■ INPUT RECORDS ■
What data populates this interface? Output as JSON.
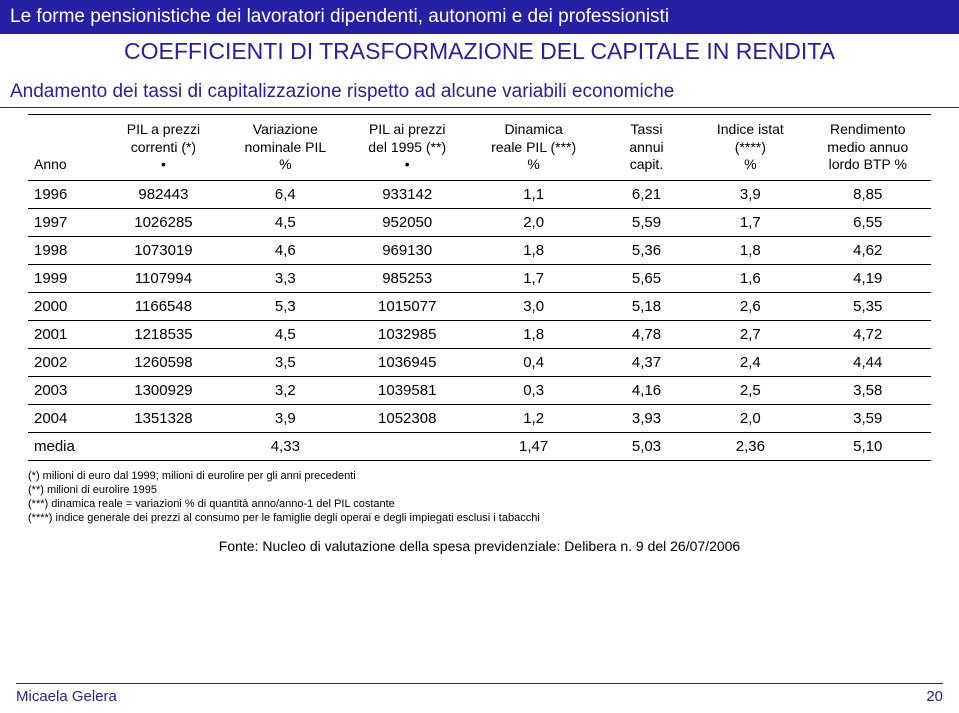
{
  "header": {
    "title": "Le forme pensionistiche dei lavoratori dipendenti, autonomi e dei professionisti",
    "subtitle": "COEFFICIENTI DI TRASFORMAZIONE DEL CAPITALE IN RENDITA",
    "subsection": "Andamento dei tassi di capitalizzazione rispetto ad alcune variabili economiche"
  },
  "table": {
    "columns": [
      {
        "label": "Anno"
      },
      {
        "label": "PIL a prezzi\ncorrenti (*)\n•"
      },
      {
        "label": "Variazione\nnominale PIL\n%"
      },
      {
        "label": "PIL ai prezzi\ndel 1995 (**)\n•"
      },
      {
        "label": "Dinamica\nreale PIL (***)\n%"
      },
      {
        "label": "Tassi\nannui\ncapit."
      },
      {
        "label": "Indice istat\n(****)\n%"
      },
      {
        "label": "Rendimento\nmedio annuo\nlordo BTP %"
      }
    ],
    "rows": [
      [
        "1996",
        "982443",
        "6,4",
        "933142",
        "1,1",
        "6,21",
        "3,9",
        "8,85"
      ],
      [
        "1997",
        "1026285",
        "4,5",
        "952050",
        "2,0",
        "5,59",
        "1,7",
        "6,55"
      ],
      [
        "1998",
        "1073019",
        "4,6",
        "969130",
        "1,8",
        "5,36",
        "1,8",
        "4,62"
      ],
      [
        "1999",
        "1107994",
        "3,3",
        "985253",
        "1,7",
        "5,65",
        "1,6",
        "4,19"
      ],
      [
        "2000",
        "1166548",
        "5,3",
        "1015077",
        "3,0",
        "5,18",
        "2,6",
        "5,35"
      ],
      [
        "2001",
        "1218535",
        "4,5",
        "1032985",
        "1,8",
        "4,78",
        "2,7",
        "4,72"
      ],
      [
        "2002",
        "1260598",
        "3,5",
        "1036945",
        "0,4",
        "4,37",
        "2,4",
        "4,44"
      ],
      [
        "2003",
        "1300929",
        "3,2",
        "1039581",
        "0,3",
        "4,16",
        "2,5",
        "3,58"
      ],
      [
        "2004",
        "1351328",
        "3,9",
        "1052308",
        "1,2",
        "3,93",
        "2,0",
        "3,59"
      ],
      [
        "media",
        "",
        "4,33",
        "",
        "1,47",
        "5,03",
        "2,36",
        "5,10"
      ]
    ]
  },
  "notes": {
    "n1": "(*) milioni di euro dal 1999; milioni di eurolire per gli anni precedenti",
    "n2": "(**) milioni di eurolire 1995",
    "n3": "(***) dinamica reale = variazioni % di quantità anno/anno-1 del PIL costante",
    "n4": "(****) indice generale dei prezzi al consumo per le famiglie degli operai e degli impiegati esclusi i tabacchi"
  },
  "source": "Fonte: Nucleo di valutazione della spesa previdenziale: Delibera n. 9 del 26/07/2006",
  "footer": {
    "author": "Micaela Gelera",
    "page": "20"
  },
  "style": {
    "brand_color": "#2520a4",
    "bg": "#ffffff",
    "text_color": "#000000",
    "col_widths_pct": [
      8,
      14,
      13,
      14,
      14,
      11,
      12,
      14
    ]
  }
}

■ GIVEN EXERCISE ■
Replicate the material above verbatim; images stay out of the copy.

■ RESULT FOR THIS TASK ■
What data populates this interface? Output as JSON.
{
  "header": {
    "title": "Le forme pensionistiche dei lavoratori dipendenti, autonomi e dei professionisti",
    "subtitle": "COEFFICIENTI DI TRASFORMAZIONE DEL CAPITALE IN RENDITA",
    "subsection": "Andamento dei tassi di capitalizzazione rispetto ad alcune variabili economiche"
  },
  "table": {
    "columns": [
      {
        "label": "Anno"
      },
      {
        "label": "PIL a prezzi\ncorrenti (*)\n•"
      },
      {
        "label": "Variazione\nnominale PIL\n%"
      },
      {
        "label": "PIL ai prezzi\ndel 1995 (**)\n•"
      },
      {
        "label": "Dinamica\nreale PIL (***)\n%"
      },
      {
        "label": "Tassi\nannui\ncapit."
      },
      {
        "label": "Indice istat\n(****)\n%"
      },
      {
        "label": "Rendimento\nmedio annuo\nlordo BTP %"
      }
    ],
    "rows": [
      [
        "1996",
        "982443",
        "6,4",
        "933142",
        "1,1",
        "6,21",
        "3,9",
        "8,85"
      ],
      [
        "1997",
        "1026285",
        "4,5",
        "952050",
        "2,0",
        "5,59",
        "1,7",
        "6,55"
      ],
      [
        "1998",
        "1073019",
        "4,6",
        "969130",
        "1,8",
        "5,36",
        "1,8",
        "4,62"
      ],
      [
        "1999",
        "1107994",
        "3,3",
        "985253",
        "1,7",
        "5,65",
        "1,6",
        "4,19"
      ],
      [
        "2000",
        "1166548",
        "5,3",
        "1015077",
        "3,0",
        "5,18",
        "2,6",
        "5,35"
      ],
      [
        "2001",
        "1218535",
        "4,5",
        "1032985",
        "1,8",
        "4,78",
        "2,7",
        "4,72"
      ],
      [
        "2002",
        "1260598",
        "3,5",
        "1036945",
        "0,4",
        "4,37",
        "2,4",
        "4,44"
      ],
      [
        "2003",
        "1300929",
        "3,2",
        "1039581",
        "0,3",
        "4,16",
        "2,5",
        "3,58"
      ],
      [
        "2004",
        "1351328",
        "3,9",
        "1052308",
        "1,2",
        "3,93",
        "2,0",
        "3,59"
      ],
      [
        "media",
        "",
        "4,33",
        "",
        "1,47",
        "5,03",
        "2,36",
        "5,10"
      ]
    ]
  },
  "notes": {
    "n1": "(*) milioni di euro dal 1999; milioni di eurolire per gli anni precedenti",
    "n2": "(**) milioni di eurolire 1995",
    "n3": "(***) dinamica reale = variazioni % di quantità anno/anno-1 del PIL costante",
    "n4": "(****) indice generale dei prezzi al consumo per le famiglie degli operai e degli impiegati esclusi i tabacchi"
  },
  "source": "Fonte: Nucleo di valutazione della spesa previdenziale: Delibera n. 9 del 26/07/2006",
  "footer": {
    "author": "Micaela Gelera",
    "page": "20"
  },
  "style": {
    "brand_color": "#2520a4",
    "bg": "#ffffff",
    "text_color": "#000000",
    "col_widths_pct": [
      8,
      14,
      13,
      14,
      14,
      11,
      12,
      14
    ]
  }
}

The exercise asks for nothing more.